**WRITTEN INSTRUCTION**.
Make an exact copy of the entries, and keep any pictures out of it.

**INPUT DATA**.
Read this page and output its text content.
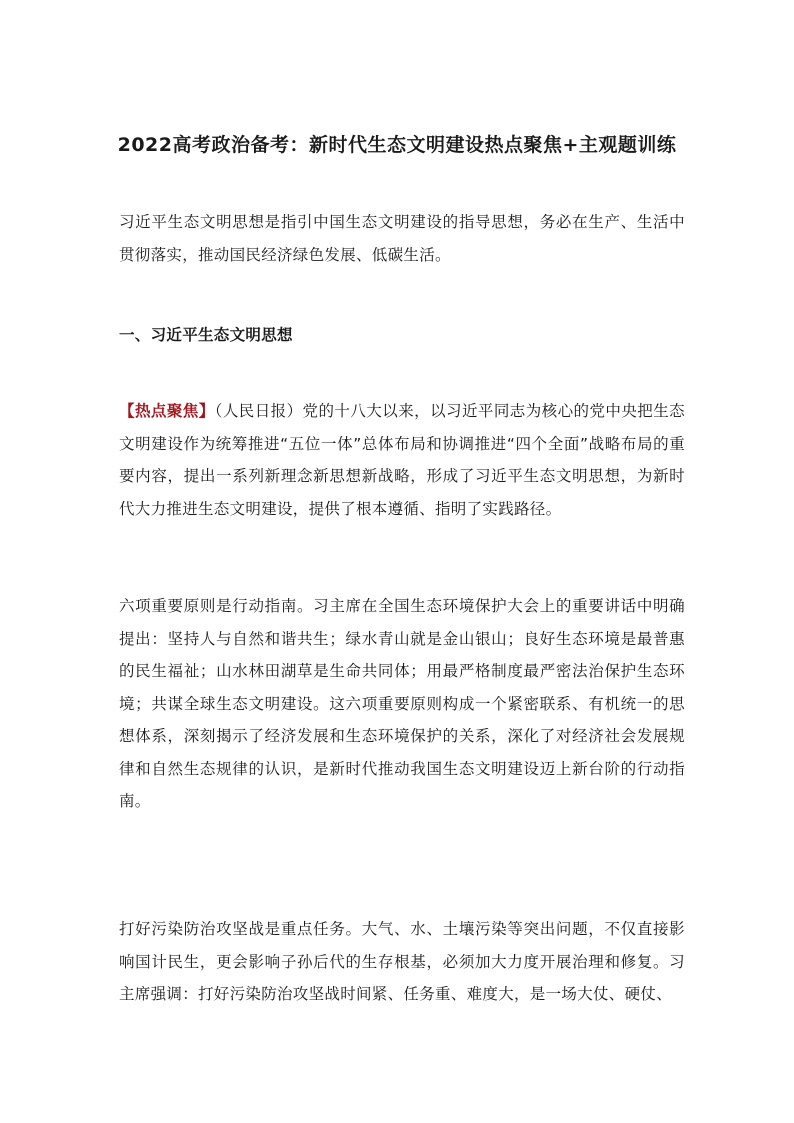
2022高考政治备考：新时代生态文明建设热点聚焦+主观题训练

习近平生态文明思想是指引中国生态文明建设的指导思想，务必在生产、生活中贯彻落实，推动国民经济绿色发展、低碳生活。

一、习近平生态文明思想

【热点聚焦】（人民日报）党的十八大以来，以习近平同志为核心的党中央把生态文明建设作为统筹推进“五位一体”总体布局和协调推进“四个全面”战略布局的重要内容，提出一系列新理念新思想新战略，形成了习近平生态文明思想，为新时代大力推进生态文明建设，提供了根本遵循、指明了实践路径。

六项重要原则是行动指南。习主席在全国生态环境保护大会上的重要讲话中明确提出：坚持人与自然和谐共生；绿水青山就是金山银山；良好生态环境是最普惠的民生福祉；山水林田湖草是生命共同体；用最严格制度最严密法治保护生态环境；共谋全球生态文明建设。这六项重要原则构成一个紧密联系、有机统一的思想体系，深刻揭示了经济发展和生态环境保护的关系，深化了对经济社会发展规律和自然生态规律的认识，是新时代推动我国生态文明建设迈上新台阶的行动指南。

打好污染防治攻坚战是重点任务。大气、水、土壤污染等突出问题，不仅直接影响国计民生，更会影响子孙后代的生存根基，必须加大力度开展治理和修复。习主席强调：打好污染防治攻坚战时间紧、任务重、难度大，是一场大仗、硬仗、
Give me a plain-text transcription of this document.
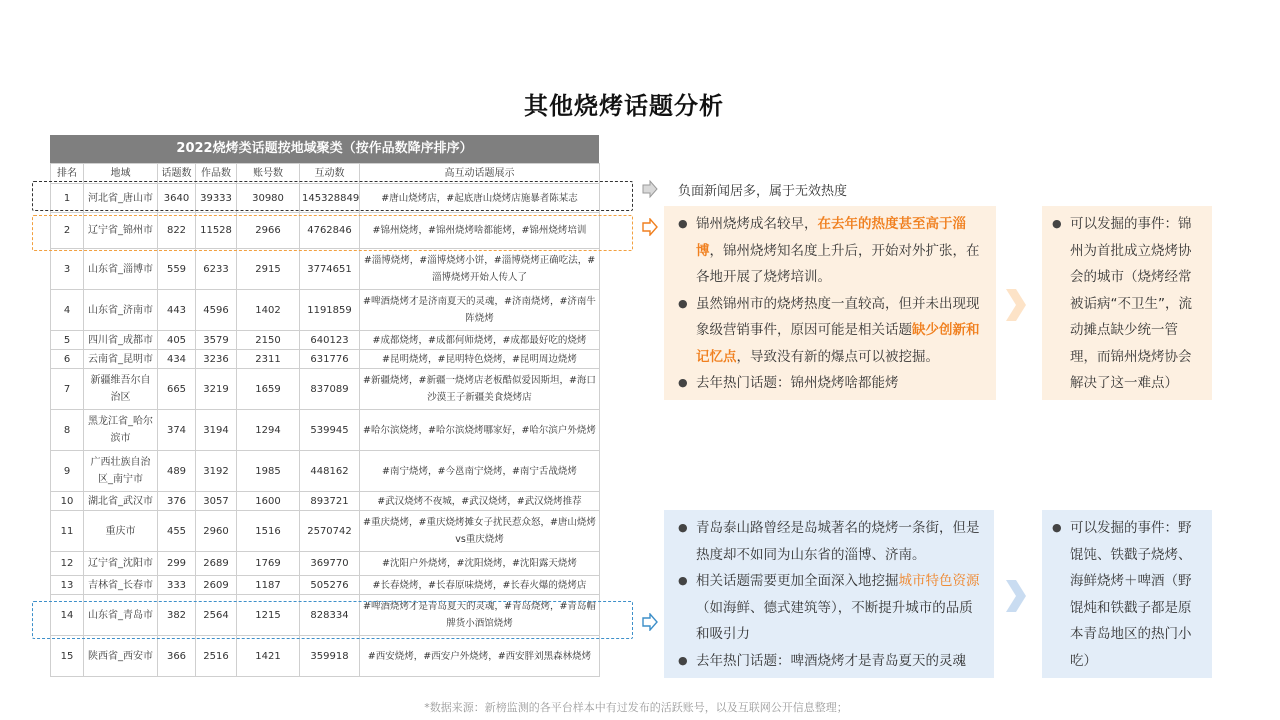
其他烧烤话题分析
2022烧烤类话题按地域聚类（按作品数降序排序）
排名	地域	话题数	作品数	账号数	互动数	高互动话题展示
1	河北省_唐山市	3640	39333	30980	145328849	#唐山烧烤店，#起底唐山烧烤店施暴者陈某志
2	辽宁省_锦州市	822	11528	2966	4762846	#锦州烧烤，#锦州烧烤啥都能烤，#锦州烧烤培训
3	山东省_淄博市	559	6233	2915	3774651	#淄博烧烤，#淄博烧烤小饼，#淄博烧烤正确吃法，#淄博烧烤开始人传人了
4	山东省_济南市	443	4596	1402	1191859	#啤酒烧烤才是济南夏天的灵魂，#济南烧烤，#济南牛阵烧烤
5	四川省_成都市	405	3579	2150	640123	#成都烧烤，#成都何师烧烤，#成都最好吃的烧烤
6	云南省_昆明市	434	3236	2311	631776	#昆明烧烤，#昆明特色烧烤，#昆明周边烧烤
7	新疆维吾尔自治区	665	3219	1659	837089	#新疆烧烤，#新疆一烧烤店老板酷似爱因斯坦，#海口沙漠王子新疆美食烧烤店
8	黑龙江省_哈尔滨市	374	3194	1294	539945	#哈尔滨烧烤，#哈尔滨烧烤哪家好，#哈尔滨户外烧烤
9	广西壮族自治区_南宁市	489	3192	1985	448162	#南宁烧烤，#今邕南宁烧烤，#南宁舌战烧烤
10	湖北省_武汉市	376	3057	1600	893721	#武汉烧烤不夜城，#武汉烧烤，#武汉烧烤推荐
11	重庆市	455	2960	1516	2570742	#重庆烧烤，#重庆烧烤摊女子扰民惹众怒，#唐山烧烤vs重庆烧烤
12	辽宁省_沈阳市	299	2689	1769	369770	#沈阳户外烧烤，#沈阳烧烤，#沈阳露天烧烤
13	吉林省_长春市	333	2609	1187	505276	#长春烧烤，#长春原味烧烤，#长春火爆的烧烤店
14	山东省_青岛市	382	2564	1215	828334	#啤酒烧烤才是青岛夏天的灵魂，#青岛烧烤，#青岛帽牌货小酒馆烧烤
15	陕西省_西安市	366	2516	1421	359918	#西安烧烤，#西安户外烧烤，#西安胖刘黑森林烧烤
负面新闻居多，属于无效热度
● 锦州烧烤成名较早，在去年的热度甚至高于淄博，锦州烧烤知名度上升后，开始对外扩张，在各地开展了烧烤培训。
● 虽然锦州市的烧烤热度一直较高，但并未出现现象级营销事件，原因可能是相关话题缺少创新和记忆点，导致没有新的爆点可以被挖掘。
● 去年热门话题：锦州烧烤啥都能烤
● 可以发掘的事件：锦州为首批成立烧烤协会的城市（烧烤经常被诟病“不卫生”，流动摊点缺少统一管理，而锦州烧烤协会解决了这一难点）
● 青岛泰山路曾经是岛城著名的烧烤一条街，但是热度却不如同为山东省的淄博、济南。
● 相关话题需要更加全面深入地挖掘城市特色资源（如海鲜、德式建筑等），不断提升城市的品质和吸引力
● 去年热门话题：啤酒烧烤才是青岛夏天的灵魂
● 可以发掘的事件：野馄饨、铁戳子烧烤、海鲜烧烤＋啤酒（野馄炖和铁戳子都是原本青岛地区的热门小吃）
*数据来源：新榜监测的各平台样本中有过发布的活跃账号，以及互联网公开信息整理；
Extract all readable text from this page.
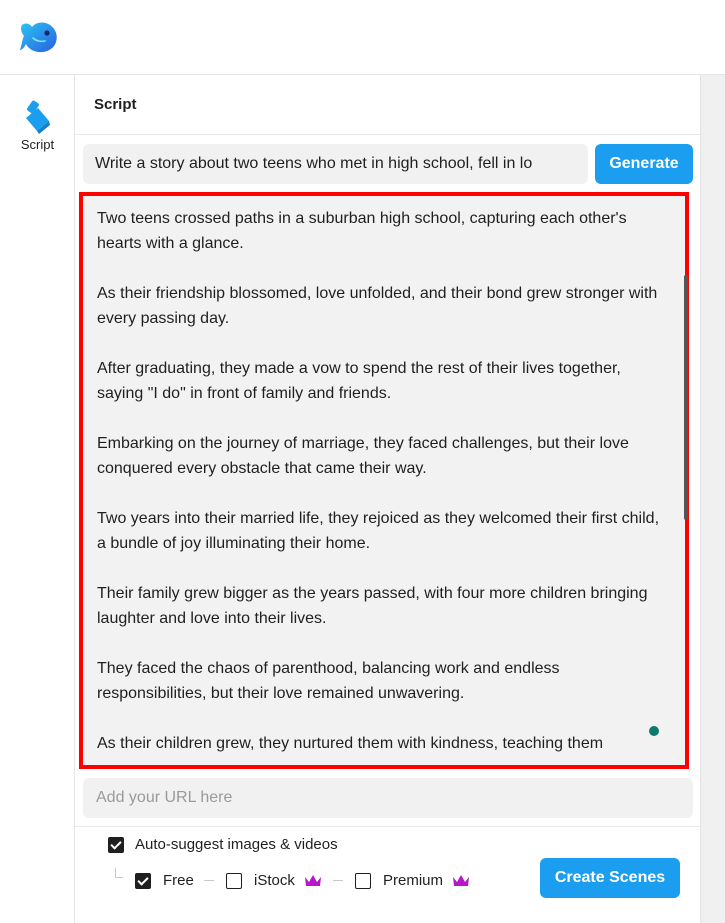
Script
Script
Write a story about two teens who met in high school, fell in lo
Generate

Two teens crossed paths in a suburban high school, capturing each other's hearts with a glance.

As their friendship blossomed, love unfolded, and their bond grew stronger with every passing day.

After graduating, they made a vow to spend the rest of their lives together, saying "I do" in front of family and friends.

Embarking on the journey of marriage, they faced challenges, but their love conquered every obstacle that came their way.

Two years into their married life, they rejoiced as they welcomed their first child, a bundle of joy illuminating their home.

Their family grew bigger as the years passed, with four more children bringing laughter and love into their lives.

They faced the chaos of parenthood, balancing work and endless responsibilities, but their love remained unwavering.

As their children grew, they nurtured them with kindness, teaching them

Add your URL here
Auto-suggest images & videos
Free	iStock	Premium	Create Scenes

**THE RESULT**.
Read this page and output its text content.
2022高考政治备考：新时代生态文明建设热点聚焦+主观题训练

习近平生态文明思想是指引中国生态文明建设的指导思想，务必在生产、生活中贯彻落实，推动国民经济绿色发展、低碳生活。

一、习近平生态文明思想

【热点聚焦】（人民日报）党的十八大以来，以习近平同志为核心的党中央把生态文明建设作为统筹推进“五位一体”总体布局和协调推进“四个全面”战略布局的重要内容，提出一系列新理念新思想新战略，形成了习近平生态文明思想，为新时代大力推进生态文明建设，提供了根本遵循、指明了实践路径。

六项重要原则是行动指南。习主席在全国生态环境保护大会上的重要讲话中明确提出：坚持人与自然和谐共生；绿水青山就是金山银山；良好生态环境是最普惠的民生福祉；山水林田湖草是生命共同体；用最严格制度最严密法治保护生态环境；共谋全球生态文明建设。这六项重要原则构成一个紧密联系、有机统一的思想体系，深刻揭示了经济发展和生态环境保护的关系，深化了对经济社会发展规律和自然生态规律的认识，是新时代推动我国生态文明建设迈上新台阶的行动指南。

打好污染防治攻坚战是重点任务。大气、水、土壤污染等突出问题，不仅直接影响国计民生，更会影响子孙后代的生存根基，必须加大力度开展治理和修复。习主席强调：打好污染防治攻坚战时间紧、任务重、难度大，是一场大仗、硬仗、
Give me a plain-text transcription of this document.
其他烧烤话题分析
2022烧烤类话题按地域聚类（按作品数降序排序）
排名	地域	话题数	作品数	账号数	互动数	高互动话题展示
1	河北省_唐山市	3640	39333	30980	145328849	#唐山烧烤店，#起底唐山烧烤店施暴者陈某志
2	辽宁省_锦州市	822	11528	2966	4762846	#锦州烧烤，#锦州烧烤啥都能烤，#锦州烧烤培训
3	山东省_淄博市	559	6233	2915	3774651	#淄博烧烤，#淄博烧烤小饼，#淄博烧烤正确吃法，#淄博烧烤开始人传人了
4	山东省_济南市	443	4596	1402	1191859	#啤酒烧烤才是济南夏天的灵魂，#济南烧烤，#济南牛阵烧烤
5	四川省_成都市	405	3579	2150	640123	#成都烧烤，#成都何师烧烤，#成都最好吃的烧烤
6	云南省_昆明市	434	3236	2311	631776	#昆明烧烤，#昆明特色烧烤，#昆明周边烧烤
7	新疆维吾尔自治区	665	3219	1659	837089	#新疆烧烤，#新疆一烧烤店老板酷似爱因斯坦，#海口沙漠王子新疆美食烧烤店
8	黑龙江省_哈尔滨市	374	3194	1294	539945	#哈尔滨烧烤，#哈尔滨烧烤哪家好，#哈尔滨户外烧烤
9	广西壮族自治区_南宁市	489	3192	1985	448162	#南宁烧烤，#今邕南宁烧烤，#南宁舌战烧烤
10	湖北省_武汉市	376	3057	1600	893721	#武汉烧烤不夜城，#武汉烧烤，#武汉烧烤推荐
11	重庆市	455	2960	1516	2570742	#重庆烧烤，#重庆烧烤摊女子扰民惹众怒，#唐山烧烤vs重庆烧烤
12	辽宁省_沈阳市	299	2689	1769	369770	#沈阳户外烧烤，#沈阳烧烤，#沈阳露天烧烤
13	吉林省_长春市	333	2609	1187	505276	#长春烧烤，#长春原味烧烤，#长春火爆的烧烤店
14	山东省_青岛市	382	2564	1215	828334	#啤酒烧烤才是青岛夏天的灵魂，#青岛烧烤，#青岛帽牌货小酒馆烧烤
15	陕西省_西安市	366	2516	1421	359918	#西安烧烤，#西安户外烧烤，#西安胖刘黑森林烧烤
负面新闻居多，属于无效热度
● 锦州烧烤成名较早，在去年的热度甚至高于淄博，锦州烧烤知名度上升后，开始对外扩张，在各地开展了烧烤培训。
● 虽然锦州市的烧烤热度一直较高，但并未出现现象级营销事件，原因可能是相关话题缺少创新和记忆点，导致没有新的爆点可以被挖掘。
● 去年热门话题：锦州烧烤啥都能烤
● 可以发掘的事件：锦州为首批成立烧烤协会的城市（烧烤经常被诟病“不卫生”，流动摊点缺少统一管理，而锦州烧烤协会解决了这一难点）
● 青岛泰山路曾经是岛城著名的烧烤一条街，但是热度却不如同为山东省的淄博、济南。
● 相关话题需要更加全面深入地挖掘城市特色资源（如海鲜、德式建筑等），不断提升城市的品质和吸引力
● 去年热门话题：啤酒烧烤才是青岛夏天的灵魂
● 可以发掘的事件：野馄饨、铁戳子烧烤、海鲜烧烤＋啤酒（野馄炖和铁戳子都是原本青岛地区的热门小吃）
*数据来源：新榜监测的各平台样本中有过发布的活跃账号，以及互联网公开信息整理；
Extract all readable text from this page.
Script
Script
Write a story about two teens who met in high school, fell in lo
Generate

Two teens crossed paths in a suburban high school, capturing each other's hearts with a glance.

As their friendship blossomed, love unfolded, and their bond grew stronger with every passing day.

After graduating, they made a vow to spend the rest of their lives together, saying "I do" in front of family and friends.

Embarking on the journey of marriage, they faced challenges, but their love conquered every obstacle that came their way.

Two years into their married life, they rejoiced as they welcomed their first child, a bundle of joy illuminating their home.

Their family grew bigger as the years passed, with four more children bringing laughter and love into their lives.

They faced the chaos of parenthood, balancing work and endless responsibilities, but their love remained unwavering.

As their children grew, they nurtured them with kindness, teaching them

Add your URL here
Auto-suggest images & videos
Free	iStock	Premium	Create Scenes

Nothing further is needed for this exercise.